> Your goal:
Every line that holds the string "text" is to be identified and copied.

Records from a data source
'''
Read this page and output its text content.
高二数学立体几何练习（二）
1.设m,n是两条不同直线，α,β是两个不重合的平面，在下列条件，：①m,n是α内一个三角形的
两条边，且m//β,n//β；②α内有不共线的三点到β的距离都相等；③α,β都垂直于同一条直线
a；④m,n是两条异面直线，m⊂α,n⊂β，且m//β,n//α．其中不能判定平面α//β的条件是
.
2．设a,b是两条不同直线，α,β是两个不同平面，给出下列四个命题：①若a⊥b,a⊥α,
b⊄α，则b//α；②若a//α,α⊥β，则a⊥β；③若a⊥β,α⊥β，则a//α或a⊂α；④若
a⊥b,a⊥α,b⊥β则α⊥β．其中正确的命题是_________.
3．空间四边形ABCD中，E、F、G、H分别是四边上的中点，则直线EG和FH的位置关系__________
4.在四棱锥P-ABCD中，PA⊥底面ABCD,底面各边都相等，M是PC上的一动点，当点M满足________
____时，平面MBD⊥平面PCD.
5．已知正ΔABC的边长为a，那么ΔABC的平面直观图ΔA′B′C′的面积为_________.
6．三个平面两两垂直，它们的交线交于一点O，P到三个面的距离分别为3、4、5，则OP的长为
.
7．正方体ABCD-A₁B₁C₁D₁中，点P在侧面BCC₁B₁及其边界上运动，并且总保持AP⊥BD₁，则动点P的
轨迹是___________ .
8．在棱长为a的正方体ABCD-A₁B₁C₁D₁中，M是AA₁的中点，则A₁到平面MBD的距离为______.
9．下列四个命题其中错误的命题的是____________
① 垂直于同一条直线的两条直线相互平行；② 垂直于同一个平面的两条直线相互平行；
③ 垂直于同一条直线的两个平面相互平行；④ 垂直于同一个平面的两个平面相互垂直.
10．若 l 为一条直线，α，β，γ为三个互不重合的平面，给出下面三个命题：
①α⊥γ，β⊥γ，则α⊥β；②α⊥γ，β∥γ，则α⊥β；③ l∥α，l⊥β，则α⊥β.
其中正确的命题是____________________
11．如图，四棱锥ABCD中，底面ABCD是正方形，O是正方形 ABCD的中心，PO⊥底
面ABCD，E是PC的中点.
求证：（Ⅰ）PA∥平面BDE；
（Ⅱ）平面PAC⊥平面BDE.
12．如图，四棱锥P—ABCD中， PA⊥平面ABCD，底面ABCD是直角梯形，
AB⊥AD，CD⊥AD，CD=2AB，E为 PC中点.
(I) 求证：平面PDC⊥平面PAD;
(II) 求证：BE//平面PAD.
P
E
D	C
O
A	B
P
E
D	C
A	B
'''
'''
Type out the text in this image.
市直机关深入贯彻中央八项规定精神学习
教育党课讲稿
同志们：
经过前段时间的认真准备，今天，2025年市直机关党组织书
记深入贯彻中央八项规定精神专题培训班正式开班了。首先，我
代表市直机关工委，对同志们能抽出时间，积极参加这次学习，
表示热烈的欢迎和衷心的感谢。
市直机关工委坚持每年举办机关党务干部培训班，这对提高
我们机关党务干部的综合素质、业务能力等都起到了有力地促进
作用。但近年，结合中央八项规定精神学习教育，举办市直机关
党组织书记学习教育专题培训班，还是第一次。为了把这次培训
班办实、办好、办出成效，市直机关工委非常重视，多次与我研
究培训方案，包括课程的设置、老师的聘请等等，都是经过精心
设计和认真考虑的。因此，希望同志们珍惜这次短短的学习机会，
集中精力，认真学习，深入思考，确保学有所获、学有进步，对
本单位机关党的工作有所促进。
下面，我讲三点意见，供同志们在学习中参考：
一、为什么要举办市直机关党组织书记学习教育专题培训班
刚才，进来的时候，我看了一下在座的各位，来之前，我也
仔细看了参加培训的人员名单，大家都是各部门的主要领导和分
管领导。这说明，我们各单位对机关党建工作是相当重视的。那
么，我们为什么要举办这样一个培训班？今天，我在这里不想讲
'''
> Reply:
Read this page and output its text content.
Type out the text in this image.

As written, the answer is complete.